▸ **Task directions**
Find each line with the word "hammer" and copy it.

▸ **Provided data**

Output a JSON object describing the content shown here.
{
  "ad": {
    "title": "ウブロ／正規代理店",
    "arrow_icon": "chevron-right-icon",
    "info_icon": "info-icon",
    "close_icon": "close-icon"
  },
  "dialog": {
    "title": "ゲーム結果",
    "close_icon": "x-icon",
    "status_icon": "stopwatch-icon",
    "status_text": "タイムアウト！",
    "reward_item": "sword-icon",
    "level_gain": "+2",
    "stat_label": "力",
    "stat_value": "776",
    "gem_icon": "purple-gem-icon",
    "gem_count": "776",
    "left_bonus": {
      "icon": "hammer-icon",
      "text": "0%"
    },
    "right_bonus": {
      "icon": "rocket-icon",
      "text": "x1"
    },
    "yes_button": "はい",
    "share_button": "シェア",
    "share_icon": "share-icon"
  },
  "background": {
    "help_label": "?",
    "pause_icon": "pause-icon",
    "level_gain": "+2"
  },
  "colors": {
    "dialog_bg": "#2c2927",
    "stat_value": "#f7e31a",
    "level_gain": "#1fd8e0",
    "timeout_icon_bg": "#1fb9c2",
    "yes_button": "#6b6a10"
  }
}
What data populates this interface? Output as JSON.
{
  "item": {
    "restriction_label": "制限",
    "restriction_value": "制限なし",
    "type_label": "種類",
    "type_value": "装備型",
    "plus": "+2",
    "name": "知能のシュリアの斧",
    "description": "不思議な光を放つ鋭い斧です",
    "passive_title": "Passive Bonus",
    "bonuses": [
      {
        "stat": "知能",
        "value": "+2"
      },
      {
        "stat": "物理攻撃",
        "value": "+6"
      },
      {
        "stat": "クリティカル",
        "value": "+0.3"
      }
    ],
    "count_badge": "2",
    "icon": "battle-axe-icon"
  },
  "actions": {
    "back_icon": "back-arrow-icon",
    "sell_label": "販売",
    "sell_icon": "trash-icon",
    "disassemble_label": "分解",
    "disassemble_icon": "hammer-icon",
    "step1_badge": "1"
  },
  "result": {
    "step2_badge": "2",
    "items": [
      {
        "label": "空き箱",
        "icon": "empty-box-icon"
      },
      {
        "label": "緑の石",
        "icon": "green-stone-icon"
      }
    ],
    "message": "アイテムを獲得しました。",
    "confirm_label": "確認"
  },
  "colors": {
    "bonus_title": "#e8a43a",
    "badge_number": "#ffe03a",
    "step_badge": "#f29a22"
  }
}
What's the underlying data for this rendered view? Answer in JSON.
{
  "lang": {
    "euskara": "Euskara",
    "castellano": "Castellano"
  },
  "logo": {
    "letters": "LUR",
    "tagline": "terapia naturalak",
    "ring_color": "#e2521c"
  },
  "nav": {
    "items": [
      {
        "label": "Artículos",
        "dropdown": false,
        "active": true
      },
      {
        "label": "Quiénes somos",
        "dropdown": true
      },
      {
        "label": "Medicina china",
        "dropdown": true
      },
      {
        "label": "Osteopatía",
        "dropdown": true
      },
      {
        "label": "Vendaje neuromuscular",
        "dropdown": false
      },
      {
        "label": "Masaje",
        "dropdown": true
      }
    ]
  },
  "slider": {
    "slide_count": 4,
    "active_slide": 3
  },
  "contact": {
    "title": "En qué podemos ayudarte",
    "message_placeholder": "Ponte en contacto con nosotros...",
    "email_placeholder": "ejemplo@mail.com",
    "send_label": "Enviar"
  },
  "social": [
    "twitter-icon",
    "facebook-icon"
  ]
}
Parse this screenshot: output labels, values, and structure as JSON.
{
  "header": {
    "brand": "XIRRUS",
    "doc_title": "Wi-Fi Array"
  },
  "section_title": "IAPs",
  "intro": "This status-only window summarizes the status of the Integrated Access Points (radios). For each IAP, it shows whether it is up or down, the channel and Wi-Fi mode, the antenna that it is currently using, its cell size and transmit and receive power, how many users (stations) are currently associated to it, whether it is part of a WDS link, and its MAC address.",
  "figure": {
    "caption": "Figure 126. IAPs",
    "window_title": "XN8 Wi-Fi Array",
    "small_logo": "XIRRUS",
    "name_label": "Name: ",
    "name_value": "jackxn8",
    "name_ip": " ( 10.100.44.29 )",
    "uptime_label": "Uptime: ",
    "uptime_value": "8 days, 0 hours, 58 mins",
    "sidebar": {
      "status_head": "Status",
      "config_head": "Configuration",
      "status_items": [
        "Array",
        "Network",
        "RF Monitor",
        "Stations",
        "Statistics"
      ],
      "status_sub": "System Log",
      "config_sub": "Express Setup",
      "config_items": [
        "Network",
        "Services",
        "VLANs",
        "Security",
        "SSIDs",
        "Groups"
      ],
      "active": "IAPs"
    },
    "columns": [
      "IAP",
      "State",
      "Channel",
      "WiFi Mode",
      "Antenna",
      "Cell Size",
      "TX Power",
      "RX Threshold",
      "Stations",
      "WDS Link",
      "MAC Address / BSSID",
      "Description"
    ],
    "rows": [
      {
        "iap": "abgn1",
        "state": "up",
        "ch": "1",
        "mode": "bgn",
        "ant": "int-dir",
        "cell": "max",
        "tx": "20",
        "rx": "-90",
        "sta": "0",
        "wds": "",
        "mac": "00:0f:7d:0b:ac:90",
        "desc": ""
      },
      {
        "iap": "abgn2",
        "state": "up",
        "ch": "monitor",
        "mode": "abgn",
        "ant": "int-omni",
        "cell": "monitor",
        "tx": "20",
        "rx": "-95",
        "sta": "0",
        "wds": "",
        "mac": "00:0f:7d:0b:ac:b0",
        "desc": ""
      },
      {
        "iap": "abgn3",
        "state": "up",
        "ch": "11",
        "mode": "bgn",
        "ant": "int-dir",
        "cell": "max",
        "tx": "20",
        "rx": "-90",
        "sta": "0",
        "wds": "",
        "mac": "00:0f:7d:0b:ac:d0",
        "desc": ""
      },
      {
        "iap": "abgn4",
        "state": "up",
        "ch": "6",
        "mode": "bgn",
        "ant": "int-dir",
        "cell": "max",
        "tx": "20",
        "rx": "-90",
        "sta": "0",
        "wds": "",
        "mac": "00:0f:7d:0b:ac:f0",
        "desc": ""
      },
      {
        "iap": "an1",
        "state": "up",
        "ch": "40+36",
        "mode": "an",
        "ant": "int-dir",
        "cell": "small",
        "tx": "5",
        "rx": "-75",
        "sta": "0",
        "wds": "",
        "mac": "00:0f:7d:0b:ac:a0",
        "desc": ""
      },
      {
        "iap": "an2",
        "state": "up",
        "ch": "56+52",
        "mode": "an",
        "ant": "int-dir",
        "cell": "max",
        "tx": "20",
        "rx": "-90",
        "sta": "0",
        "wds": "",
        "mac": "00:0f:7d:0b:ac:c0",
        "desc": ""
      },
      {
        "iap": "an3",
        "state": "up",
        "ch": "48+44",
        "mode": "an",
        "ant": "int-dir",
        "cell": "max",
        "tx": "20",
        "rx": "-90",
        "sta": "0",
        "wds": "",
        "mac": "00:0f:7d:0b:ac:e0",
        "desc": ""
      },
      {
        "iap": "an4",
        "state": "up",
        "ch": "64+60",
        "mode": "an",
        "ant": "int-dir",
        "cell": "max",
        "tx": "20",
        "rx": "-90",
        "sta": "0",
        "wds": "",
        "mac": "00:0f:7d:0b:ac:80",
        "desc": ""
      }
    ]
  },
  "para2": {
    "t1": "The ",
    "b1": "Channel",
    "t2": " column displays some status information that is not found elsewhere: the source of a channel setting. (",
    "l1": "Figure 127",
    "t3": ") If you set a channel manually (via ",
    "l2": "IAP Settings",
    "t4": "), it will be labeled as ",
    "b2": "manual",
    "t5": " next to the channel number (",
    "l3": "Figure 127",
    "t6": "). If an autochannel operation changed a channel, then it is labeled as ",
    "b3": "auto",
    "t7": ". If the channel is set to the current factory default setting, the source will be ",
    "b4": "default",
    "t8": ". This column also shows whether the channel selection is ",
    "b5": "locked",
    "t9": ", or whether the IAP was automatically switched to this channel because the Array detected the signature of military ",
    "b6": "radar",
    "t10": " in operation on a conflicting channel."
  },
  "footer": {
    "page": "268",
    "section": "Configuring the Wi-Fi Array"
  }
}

▸ **Answer**
      "icon": "hammer-icon",
    "disassemble_icon": "hammer-icon",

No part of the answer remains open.